» **Directions**:
Go through the material below, count the lines with the word "overlapping", and reply with the count alone.

Source data

* * * *

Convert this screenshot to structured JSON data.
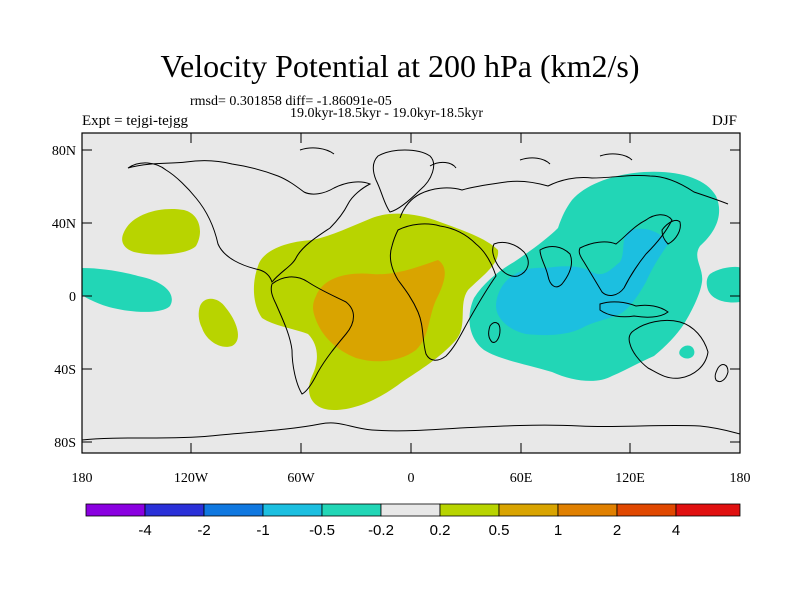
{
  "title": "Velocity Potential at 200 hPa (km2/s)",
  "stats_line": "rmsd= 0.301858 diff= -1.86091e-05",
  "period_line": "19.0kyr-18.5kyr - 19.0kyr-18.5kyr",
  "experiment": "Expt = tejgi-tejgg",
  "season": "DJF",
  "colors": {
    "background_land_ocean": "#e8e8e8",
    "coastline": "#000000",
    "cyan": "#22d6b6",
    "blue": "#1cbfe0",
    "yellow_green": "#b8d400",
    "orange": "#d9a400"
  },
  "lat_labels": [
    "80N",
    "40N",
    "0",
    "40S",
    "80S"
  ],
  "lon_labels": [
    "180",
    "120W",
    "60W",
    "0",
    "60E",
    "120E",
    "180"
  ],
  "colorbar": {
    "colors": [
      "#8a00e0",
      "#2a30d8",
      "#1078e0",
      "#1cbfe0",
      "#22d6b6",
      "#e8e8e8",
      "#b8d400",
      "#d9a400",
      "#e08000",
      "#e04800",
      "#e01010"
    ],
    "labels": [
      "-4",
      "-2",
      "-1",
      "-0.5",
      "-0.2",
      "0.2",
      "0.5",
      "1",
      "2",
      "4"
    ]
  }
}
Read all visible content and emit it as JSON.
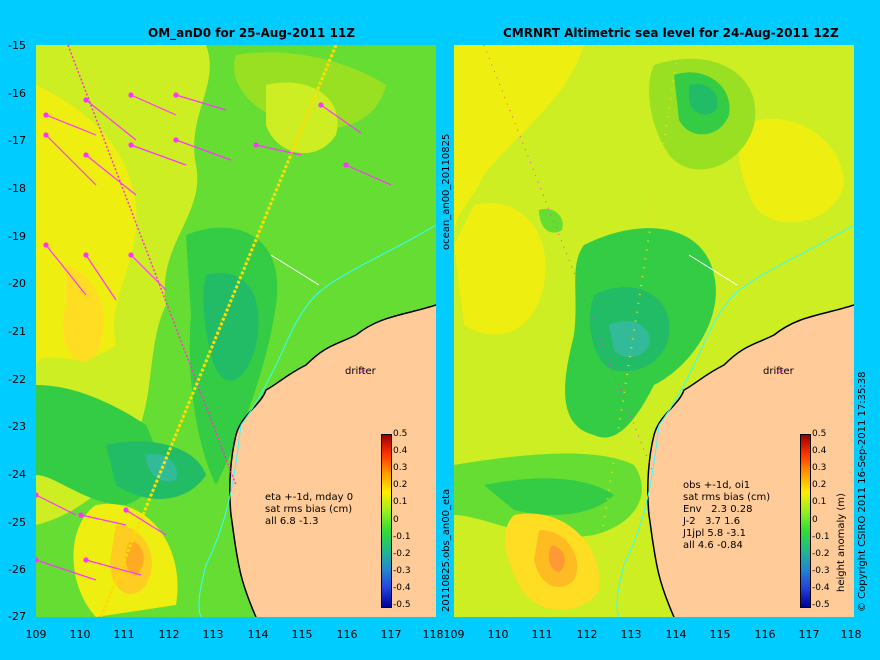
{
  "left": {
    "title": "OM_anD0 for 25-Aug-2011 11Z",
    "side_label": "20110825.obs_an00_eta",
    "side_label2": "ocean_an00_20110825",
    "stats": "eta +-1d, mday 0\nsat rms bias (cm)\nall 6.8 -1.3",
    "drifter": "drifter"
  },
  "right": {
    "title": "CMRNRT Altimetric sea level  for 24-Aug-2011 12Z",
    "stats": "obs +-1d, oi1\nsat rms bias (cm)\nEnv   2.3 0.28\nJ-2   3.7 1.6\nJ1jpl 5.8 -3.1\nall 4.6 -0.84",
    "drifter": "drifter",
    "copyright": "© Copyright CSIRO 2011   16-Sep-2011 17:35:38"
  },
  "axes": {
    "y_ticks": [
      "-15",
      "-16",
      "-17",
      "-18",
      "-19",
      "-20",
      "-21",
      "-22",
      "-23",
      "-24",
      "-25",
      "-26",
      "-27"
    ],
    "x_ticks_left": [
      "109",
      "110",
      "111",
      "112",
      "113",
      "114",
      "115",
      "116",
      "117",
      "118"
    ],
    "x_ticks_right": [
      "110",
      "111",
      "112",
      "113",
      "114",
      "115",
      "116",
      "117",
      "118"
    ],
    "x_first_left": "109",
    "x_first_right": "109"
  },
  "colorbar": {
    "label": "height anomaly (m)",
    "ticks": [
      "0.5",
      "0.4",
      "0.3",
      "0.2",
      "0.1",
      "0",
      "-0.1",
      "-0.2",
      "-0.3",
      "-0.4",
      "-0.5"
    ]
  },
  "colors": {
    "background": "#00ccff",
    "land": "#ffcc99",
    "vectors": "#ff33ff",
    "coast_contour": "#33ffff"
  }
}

* * * *

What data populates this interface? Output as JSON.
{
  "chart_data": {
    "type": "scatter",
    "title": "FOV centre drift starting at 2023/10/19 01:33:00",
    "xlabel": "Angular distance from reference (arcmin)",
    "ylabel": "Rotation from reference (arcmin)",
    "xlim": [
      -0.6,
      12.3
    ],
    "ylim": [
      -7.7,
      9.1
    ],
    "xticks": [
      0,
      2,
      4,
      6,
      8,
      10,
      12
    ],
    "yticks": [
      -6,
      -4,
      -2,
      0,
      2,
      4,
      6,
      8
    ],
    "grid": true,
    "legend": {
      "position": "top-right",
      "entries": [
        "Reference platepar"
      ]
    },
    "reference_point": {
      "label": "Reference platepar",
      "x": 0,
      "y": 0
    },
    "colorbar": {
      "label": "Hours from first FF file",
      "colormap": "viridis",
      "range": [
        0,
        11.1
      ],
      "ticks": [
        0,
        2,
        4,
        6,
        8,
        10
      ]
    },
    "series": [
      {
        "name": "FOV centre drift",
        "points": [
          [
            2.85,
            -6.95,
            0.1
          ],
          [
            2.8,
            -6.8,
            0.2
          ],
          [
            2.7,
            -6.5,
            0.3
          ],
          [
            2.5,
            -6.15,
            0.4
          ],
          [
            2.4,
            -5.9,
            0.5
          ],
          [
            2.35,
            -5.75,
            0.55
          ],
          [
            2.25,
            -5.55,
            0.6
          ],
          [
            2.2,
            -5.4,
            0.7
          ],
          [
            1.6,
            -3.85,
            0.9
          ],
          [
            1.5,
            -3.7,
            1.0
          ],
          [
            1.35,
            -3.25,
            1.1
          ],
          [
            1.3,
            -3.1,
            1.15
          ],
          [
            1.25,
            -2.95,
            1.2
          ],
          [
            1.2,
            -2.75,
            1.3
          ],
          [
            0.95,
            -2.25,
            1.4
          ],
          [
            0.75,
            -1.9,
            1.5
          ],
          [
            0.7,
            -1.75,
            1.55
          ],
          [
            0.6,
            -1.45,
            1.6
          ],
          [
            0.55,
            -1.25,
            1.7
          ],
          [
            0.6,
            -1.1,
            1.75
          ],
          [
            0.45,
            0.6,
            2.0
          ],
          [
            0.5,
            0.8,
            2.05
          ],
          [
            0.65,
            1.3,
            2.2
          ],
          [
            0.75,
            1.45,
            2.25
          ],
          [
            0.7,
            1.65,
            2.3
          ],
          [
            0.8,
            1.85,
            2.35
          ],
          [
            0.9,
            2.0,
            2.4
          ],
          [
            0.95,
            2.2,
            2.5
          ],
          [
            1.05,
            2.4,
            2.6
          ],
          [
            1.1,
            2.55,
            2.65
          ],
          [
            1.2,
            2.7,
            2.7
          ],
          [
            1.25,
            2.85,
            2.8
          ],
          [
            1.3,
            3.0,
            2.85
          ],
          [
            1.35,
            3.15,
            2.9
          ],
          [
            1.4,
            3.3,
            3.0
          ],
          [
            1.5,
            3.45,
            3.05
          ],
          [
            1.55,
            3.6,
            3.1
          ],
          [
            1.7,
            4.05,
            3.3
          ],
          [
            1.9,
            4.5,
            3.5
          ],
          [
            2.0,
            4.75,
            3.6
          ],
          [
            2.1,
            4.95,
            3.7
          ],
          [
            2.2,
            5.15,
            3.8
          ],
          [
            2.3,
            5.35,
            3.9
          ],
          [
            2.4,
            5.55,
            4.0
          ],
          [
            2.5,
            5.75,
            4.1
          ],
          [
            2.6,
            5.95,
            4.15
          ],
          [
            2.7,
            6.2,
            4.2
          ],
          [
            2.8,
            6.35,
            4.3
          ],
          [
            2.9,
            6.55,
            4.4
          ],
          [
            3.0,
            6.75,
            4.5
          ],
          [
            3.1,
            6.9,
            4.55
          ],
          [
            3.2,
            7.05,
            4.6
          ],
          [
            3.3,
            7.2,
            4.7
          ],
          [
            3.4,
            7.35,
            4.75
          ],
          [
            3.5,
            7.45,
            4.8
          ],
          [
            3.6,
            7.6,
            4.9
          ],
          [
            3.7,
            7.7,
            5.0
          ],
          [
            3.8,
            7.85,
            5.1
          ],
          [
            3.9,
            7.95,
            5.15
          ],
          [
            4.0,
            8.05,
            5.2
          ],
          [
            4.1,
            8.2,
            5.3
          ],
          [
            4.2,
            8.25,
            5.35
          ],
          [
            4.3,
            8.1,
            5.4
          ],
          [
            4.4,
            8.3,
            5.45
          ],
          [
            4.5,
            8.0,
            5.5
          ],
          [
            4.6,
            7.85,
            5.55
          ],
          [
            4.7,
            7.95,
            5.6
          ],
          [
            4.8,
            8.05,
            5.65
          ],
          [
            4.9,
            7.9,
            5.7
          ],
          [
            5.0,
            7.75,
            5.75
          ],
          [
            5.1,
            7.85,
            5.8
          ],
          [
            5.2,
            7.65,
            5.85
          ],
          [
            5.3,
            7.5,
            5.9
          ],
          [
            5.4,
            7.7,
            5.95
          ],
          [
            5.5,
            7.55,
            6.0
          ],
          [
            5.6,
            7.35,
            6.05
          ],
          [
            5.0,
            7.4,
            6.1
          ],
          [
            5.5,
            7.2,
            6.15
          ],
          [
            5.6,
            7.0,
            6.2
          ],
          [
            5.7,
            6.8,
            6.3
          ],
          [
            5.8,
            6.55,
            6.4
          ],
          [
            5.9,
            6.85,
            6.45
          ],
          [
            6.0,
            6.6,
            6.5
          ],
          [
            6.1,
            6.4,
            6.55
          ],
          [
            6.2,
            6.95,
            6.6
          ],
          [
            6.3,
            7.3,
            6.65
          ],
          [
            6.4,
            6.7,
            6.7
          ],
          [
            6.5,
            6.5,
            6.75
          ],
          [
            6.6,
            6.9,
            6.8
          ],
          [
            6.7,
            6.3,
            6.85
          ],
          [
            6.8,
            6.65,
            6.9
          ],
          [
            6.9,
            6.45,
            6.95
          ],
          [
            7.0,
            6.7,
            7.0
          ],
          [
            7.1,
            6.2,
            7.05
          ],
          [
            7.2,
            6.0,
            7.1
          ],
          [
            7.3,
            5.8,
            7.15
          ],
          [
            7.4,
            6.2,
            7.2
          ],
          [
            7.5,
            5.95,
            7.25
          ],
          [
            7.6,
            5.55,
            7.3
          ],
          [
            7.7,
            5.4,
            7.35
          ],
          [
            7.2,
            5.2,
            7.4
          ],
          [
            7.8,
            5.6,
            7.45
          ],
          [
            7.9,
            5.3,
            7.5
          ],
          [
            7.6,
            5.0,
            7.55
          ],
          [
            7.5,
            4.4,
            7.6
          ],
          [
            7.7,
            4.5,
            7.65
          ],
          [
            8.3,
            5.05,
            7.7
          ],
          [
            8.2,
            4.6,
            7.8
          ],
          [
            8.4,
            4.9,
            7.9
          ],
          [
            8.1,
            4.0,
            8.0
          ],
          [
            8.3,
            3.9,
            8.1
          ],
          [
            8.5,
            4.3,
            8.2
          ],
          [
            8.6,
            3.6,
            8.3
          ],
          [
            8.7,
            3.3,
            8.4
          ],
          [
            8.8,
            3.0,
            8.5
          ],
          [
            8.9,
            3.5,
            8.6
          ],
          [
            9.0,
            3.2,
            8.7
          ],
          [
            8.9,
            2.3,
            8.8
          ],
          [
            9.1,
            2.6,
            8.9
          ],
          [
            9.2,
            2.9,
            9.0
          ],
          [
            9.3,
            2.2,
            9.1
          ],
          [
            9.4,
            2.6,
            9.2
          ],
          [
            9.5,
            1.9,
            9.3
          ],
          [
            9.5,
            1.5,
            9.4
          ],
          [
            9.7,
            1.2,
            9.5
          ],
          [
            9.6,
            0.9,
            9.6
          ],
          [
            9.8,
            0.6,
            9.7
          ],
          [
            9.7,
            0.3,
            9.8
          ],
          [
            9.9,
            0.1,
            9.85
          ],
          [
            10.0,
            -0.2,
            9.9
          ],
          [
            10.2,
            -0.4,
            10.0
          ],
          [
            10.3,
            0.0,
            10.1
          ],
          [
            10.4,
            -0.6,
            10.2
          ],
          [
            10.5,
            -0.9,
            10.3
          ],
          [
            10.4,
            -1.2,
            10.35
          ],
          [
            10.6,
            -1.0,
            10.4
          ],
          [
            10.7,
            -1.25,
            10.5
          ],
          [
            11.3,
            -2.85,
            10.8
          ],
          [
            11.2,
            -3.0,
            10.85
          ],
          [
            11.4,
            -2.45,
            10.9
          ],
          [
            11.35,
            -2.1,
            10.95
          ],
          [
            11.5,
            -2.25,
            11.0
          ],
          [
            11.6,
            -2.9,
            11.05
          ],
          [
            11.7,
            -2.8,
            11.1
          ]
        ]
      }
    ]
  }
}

* * * *

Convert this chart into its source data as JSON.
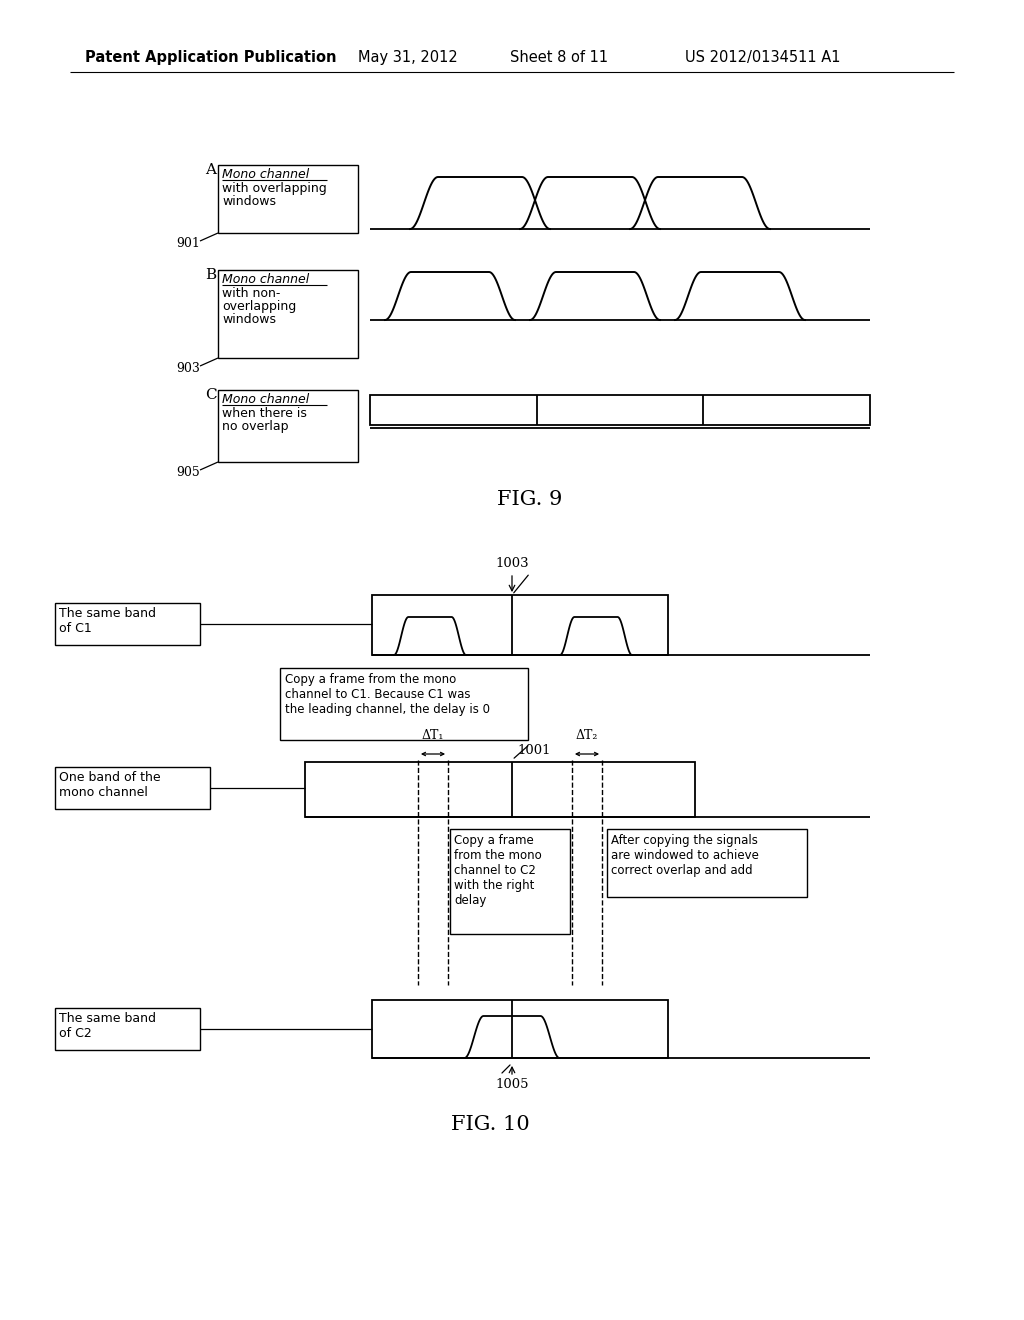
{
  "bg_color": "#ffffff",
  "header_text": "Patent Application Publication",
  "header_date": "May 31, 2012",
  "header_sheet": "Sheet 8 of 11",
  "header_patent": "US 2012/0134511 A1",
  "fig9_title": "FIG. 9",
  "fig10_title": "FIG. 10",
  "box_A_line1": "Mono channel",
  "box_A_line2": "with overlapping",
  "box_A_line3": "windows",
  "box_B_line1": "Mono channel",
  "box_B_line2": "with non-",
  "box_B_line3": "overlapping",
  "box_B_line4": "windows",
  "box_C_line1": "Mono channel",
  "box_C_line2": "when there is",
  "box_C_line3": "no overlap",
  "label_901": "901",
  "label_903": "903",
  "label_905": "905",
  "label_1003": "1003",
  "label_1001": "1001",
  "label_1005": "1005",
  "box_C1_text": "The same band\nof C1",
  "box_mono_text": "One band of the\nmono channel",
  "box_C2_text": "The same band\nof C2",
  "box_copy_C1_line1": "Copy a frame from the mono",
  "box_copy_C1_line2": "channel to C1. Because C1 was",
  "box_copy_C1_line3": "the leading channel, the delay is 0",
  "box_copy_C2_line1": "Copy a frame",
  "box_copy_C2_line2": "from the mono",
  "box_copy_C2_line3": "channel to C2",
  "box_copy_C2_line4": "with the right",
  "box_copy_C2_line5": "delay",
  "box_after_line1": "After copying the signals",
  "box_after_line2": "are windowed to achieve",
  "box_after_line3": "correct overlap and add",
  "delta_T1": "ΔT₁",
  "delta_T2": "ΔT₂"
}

* * * *

» **Reply**:
2